### Exercise
Transcribe all of the material exactly. Any picture in it should be left out.

▽

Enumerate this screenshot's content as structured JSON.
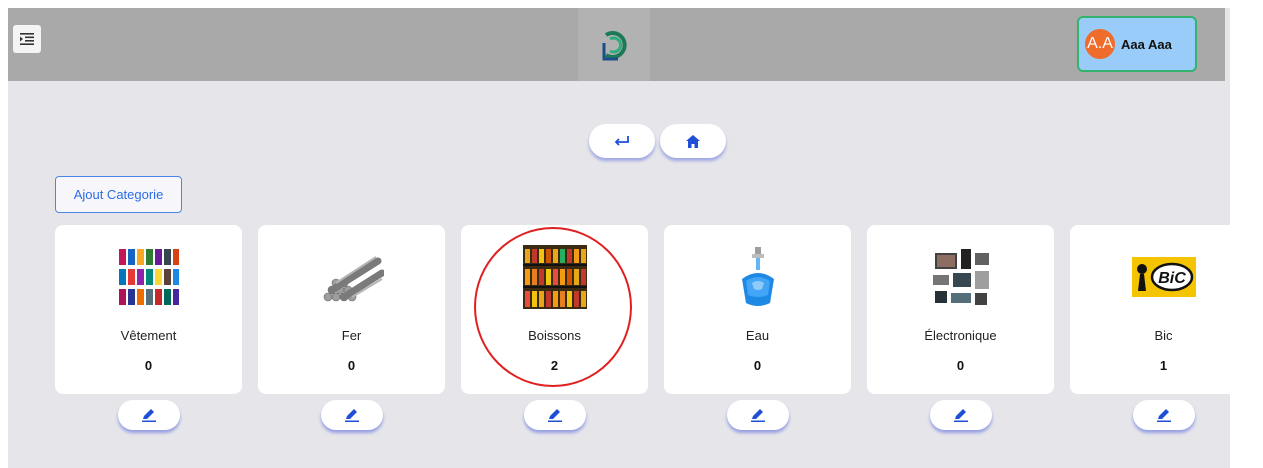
{
  "header": {
    "user": {
      "initials": "A.A",
      "name": "Aaa Aaa"
    }
  },
  "nav": {
    "back_icon": "return-arrow-icon",
    "home_icon": "home-icon"
  },
  "toolbar": {
    "add_category_label": "Ajout Categorie"
  },
  "categories": [
    {
      "name": "Vêtement",
      "count": "0",
      "icon": "clothing-image"
    },
    {
      "name": "Fer",
      "count": "0",
      "icon": "steel-rods-image"
    },
    {
      "name": "Boissons",
      "count": "2",
      "icon": "drinks-shelf-image"
    },
    {
      "name": "Eau",
      "count": "0",
      "icon": "water-faucet-image"
    },
    {
      "name": "Électronique",
      "count": "0",
      "icon": "electronics-image"
    },
    {
      "name": "Bic",
      "count": "1",
      "icon": "bic-logo-image"
    }
  ],
  "colors": {
    "header_bg": "#a9a9a9",
    "page_bg": "#e6e6ea",
    "accent": "#1f4fd6",
    "avatar": "#ef6c2b",
    "user_bg": "#99ccf8",
    "user_border": "#32b46e",
    "highlight": "#e02020"
  }
}
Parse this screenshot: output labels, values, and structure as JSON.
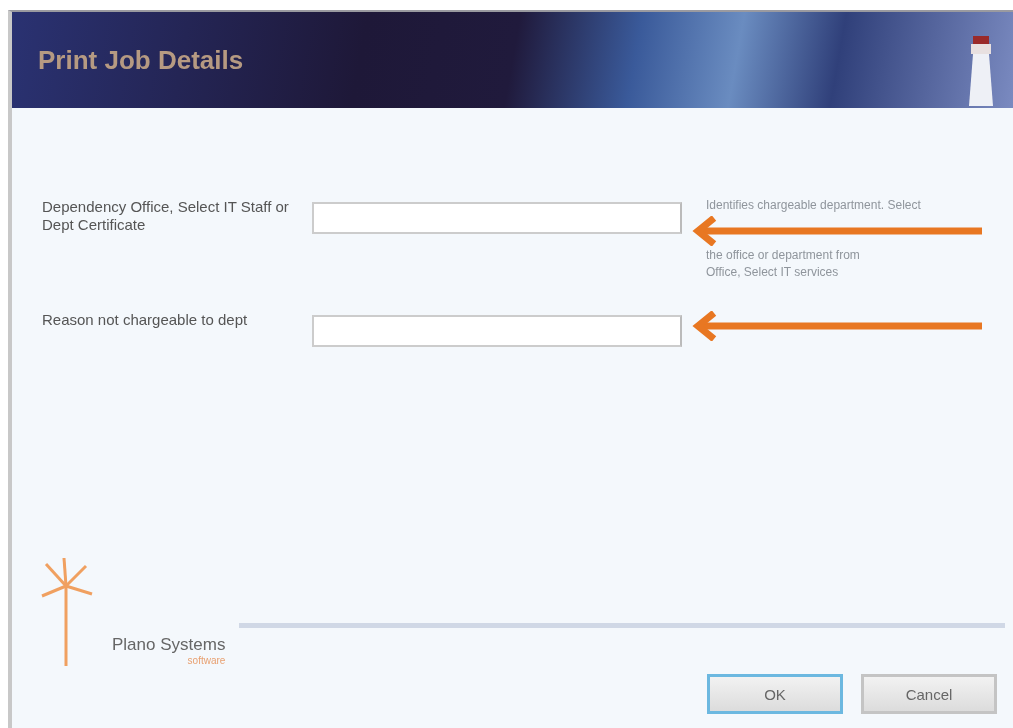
{
  "window": {
    "title": "Print Job Details"
  },
  "fields": [
    {
      "label": "Dependency Office, Select IT Staff or Dept Certificate",
      "hint_lines": [
        "Identifies chargeable department. Select",
        "the office or department from",
        "Office, Select IT services"
      ],
      "arrow": true
    },
    {
      "label": "Reason not chargeable to dept",
      "arrow": true
    }
  ],
  "footer": {
    "brand": "Plano Systems",
    "tagline": "software"
  },
  "buttons": [
    {
      "label": "OK",
      "default": true
    },
    {
      "label": "Cancel",
      "default": false
    }
  ]
}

△

### Complete answer
Enumerate this screenshot's content as structured JSON.
{
  "header": {
    "user": {
      "initials": "A.A",
      "name": "Aaa Aaa"
    }
  },
  "nav": {
    "back_icon": "return-arrow-icon",
    "home_icon": "home-icon"
  },
  "toolbar": {
    "add_category_label": "Ajout Categorie"
  },
  "categories": [
    {
      "name": "Vêtement",
      "count": "0",
      "icon": "clothing-image"
    },
    {
      "name": "Fer",
      "count": "0",
      "icon": "steel-rods-image"
    },
    {
      "name": "Boissons",
      "count": "2",
      "icon": "drinks-shelf-image"
    },
    {
      "name": "Eau",
      "count": "0",
      "icon": "water-faucet-image"
    },
    {
      "name": "Électronique",
      "count": "0",
      "icon": "electronics-image"
    },
    {
      "name": "Bic",
      "count": "1",
      "icon": "bic-logo-image"
    }
  ],
  "colors": {
    "header_bg": "#a9a9a9",
    "page_bg": "#e6e6ea",
    "accent": "#1f4fd6",
    "avatar": "#ef6c2b",
    "user_bg": "#99ccf8",
    "user_border": "#32b46e",
    "highlight": "#e02020"
  }
}
Parse this screenshot: output labels, values, and structure as JSON.
{
  "window": {
    "title": "Print Job Details"
  },
  "fields": [
    {
      "label": "Dependency Office, Select IT Staff or Dept Certificate",
      "hint_lines": [
        "Identifies chargeable department. Select",
        "the office or department from",
        "Office, Select IT services"
      ],
      "arrow": true
    },
    {
      "label": "Reason not chargeable to dept",
      "arrow": true
    }
  ],
  "footer": {
    "brand": "Plano Systems",
    "tagline": "software"
  },
  "buttons": [
    {
      "label": "OK",
      "default": true
    },
    {
      "label": "Cancel",
      "default": false
    }
  ]
}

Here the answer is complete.